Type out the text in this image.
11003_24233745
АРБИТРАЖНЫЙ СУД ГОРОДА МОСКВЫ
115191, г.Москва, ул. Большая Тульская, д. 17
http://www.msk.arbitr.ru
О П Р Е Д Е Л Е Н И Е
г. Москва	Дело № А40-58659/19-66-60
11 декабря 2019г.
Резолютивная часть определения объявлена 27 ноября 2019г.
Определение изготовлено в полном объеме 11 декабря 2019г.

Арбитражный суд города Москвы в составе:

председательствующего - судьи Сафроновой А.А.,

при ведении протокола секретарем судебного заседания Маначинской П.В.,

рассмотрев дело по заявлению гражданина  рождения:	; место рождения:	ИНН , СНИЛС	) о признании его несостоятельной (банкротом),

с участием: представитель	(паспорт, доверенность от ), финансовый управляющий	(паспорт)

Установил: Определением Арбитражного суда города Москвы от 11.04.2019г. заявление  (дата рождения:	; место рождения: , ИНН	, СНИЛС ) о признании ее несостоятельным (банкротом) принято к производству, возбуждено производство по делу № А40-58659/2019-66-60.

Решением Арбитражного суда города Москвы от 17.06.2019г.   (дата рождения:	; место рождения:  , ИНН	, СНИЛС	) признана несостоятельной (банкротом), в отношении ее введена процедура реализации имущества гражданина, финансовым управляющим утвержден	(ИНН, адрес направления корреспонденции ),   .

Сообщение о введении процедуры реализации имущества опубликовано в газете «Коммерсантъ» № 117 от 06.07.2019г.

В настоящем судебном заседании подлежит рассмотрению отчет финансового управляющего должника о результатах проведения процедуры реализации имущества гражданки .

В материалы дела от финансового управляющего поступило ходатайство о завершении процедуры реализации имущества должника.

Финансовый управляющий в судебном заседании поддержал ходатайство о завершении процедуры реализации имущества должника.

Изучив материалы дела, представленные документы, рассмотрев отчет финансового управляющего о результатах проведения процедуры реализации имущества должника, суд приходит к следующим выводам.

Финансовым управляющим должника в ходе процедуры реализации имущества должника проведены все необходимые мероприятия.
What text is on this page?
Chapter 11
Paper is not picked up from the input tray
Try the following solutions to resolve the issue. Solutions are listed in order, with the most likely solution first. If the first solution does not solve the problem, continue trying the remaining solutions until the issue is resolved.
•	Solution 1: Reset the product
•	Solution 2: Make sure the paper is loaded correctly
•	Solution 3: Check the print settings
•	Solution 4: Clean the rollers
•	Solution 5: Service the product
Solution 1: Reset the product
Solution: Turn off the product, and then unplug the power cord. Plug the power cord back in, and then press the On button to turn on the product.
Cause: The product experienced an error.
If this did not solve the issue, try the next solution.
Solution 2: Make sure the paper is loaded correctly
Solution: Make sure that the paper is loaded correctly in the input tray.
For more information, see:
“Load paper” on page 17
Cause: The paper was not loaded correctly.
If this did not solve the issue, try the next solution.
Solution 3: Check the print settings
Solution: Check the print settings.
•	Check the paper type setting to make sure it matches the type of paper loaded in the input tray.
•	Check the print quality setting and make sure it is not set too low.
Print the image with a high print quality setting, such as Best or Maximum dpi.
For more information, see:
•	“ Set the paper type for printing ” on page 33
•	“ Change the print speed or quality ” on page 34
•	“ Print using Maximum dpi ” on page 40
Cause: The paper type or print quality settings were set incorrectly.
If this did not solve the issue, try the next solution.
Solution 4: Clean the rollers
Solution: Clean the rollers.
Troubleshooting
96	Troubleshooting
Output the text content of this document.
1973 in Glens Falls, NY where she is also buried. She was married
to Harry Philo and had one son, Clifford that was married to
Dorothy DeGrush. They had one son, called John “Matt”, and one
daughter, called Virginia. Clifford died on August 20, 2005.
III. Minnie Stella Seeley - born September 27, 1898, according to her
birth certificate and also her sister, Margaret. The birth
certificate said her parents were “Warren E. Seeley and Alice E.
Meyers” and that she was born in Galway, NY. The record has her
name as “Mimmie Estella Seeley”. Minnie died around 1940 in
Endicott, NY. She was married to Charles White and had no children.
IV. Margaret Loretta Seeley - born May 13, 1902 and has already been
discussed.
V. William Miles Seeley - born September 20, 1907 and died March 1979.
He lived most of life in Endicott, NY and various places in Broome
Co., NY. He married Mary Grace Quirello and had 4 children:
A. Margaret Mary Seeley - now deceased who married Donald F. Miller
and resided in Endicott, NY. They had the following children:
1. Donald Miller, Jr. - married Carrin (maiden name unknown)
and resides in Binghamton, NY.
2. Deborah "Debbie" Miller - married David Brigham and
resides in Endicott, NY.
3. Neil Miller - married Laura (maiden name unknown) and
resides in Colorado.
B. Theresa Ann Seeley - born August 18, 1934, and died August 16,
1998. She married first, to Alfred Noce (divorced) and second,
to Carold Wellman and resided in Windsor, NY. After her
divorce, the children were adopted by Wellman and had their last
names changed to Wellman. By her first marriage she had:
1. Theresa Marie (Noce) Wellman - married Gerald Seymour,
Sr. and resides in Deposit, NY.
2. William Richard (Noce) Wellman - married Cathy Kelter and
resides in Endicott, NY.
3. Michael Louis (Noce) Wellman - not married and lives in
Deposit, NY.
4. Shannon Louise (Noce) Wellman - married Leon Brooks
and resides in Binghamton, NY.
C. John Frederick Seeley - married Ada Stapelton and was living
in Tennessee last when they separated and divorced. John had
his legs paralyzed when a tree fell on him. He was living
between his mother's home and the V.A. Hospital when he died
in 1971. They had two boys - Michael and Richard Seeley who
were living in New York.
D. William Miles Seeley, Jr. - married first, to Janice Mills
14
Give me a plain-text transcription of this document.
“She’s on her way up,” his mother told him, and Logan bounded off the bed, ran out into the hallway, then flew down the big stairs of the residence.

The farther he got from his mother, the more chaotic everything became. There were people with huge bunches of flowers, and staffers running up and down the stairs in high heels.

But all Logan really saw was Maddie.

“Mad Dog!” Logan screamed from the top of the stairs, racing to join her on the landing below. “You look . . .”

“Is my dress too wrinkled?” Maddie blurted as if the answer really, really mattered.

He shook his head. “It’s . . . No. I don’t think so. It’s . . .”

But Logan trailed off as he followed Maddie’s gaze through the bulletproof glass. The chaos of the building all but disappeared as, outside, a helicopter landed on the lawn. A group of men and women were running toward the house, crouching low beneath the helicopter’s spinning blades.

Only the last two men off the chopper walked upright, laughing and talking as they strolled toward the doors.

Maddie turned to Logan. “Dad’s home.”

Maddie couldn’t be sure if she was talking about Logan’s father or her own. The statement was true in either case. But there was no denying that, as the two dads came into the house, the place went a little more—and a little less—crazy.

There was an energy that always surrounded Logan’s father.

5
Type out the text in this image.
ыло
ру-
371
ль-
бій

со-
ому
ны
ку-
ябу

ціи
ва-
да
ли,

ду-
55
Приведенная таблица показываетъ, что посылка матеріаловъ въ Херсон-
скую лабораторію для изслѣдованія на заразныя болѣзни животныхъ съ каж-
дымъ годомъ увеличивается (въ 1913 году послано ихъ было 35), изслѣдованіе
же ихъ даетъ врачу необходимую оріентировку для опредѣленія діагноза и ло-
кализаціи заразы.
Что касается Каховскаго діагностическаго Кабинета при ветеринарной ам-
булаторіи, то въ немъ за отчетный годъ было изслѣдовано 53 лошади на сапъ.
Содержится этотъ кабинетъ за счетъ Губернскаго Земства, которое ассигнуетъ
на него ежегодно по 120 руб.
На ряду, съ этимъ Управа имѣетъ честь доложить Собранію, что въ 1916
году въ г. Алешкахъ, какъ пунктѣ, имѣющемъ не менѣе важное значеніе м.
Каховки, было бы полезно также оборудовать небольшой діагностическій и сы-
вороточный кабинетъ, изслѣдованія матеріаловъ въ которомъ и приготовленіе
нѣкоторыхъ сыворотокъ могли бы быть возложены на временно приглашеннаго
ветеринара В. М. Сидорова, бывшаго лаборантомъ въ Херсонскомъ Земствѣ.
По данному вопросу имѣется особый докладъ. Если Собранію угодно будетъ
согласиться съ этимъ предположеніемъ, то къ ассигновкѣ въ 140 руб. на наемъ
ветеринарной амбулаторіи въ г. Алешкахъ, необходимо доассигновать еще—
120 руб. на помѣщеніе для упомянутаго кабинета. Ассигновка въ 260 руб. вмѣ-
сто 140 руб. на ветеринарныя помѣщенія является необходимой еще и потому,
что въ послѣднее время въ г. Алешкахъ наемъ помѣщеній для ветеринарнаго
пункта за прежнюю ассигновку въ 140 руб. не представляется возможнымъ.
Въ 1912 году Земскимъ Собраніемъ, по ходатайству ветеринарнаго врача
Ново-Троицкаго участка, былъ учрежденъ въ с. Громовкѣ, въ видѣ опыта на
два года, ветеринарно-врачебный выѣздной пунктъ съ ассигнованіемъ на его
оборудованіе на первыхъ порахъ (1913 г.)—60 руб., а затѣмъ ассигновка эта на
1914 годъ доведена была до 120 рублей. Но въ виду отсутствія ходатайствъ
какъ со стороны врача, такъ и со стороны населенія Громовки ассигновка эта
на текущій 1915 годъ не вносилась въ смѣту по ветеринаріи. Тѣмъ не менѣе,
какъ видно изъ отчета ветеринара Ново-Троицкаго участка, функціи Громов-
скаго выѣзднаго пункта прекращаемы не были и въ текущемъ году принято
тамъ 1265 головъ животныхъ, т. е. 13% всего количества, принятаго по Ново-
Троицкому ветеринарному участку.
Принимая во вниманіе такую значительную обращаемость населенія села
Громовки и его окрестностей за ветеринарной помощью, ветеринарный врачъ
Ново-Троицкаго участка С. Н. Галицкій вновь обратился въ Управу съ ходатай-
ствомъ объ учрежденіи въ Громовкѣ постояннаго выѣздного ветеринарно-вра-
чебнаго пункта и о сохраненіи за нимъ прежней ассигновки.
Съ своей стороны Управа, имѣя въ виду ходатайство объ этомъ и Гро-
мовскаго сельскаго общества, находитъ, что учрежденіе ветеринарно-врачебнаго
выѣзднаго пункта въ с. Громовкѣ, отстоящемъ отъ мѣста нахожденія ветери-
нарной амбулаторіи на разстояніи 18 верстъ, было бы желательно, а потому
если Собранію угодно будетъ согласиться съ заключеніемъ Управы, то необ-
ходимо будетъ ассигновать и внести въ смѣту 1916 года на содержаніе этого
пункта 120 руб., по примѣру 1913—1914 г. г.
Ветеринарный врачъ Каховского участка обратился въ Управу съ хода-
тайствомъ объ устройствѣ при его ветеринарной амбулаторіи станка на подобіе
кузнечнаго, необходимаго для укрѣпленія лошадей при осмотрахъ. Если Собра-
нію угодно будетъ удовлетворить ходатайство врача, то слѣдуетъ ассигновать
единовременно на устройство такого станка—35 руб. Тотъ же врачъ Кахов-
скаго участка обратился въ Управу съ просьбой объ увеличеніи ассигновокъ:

◇ ◇ ◇

* [Required task]: Gather all the lines that include the word "принято" and copy them out.

* [Task result]:
Установил: Определением Арбитражного суда города Москвы от 11.04.2019г. заявление  (дата рождения:	; место рождения: , ИНН	, СНИЛС ) о признании ее несостоятельным (банкротом) принято к производству, возбуждено производство по делу № А40-58659/2019-66-60.
скаго выѣзднаго пункта прекращаемы не были и въ текущемъ году принято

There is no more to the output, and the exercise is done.